— Begin —
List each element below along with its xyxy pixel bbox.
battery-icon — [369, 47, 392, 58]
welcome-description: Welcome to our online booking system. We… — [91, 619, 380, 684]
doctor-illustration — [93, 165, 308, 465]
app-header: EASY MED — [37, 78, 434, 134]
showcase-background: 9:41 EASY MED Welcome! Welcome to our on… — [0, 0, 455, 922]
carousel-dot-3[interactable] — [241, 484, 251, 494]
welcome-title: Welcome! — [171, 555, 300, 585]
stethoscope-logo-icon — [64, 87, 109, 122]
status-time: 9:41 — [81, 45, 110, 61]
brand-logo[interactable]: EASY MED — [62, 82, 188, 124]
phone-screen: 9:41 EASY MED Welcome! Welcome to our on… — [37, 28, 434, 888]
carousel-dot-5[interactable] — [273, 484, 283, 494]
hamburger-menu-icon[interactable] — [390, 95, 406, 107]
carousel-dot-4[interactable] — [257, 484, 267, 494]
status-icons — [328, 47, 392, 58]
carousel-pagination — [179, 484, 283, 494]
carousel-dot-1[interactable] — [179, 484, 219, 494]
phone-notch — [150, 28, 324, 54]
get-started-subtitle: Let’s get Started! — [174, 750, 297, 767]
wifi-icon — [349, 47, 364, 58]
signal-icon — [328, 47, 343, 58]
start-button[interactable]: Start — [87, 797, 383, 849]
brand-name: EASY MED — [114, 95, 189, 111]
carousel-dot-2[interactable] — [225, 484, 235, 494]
— End —
— Begin —
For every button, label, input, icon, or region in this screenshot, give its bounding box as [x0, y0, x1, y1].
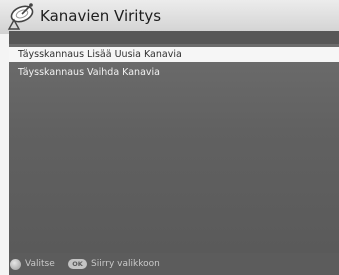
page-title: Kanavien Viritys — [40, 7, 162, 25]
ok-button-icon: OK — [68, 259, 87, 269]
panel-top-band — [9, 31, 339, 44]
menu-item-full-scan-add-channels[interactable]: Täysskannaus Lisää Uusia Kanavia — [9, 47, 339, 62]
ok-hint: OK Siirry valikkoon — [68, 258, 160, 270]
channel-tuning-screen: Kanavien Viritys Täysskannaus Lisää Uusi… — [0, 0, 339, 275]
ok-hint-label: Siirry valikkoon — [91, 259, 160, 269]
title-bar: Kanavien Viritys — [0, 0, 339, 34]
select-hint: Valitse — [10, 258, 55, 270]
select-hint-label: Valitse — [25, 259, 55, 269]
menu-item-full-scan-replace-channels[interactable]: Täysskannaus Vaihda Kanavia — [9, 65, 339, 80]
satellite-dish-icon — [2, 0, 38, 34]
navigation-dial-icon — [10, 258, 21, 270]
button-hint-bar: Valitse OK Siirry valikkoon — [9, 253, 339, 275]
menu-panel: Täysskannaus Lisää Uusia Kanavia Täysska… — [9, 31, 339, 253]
— End —
Can you copy, character for character, everything in the material from the line containing "page-title: Kanavien Viritys" down to the line containing "channel-tuning-screen: Kanavien Viritys", with both of those lines included?

Response below —
page-title: Kanavien Viritys — [40, 7, 162, 25]
ok-button-icon: OK — [68, 259, 87, 269]
panel-top-band — [9, 31, 339, 44]
menu-item-full-scan-add-channels[interactable]: Täysskannaus Lisää Uusia Kanavia — [9, 47, 339, 62]
ok-hint: OK Siirry valikkoon — [68, 258, 160, 270]
channel-tuning-screen: Kanavien Viritys Täysskannaus Lisää Uusi… — [0, 0, 339, 275]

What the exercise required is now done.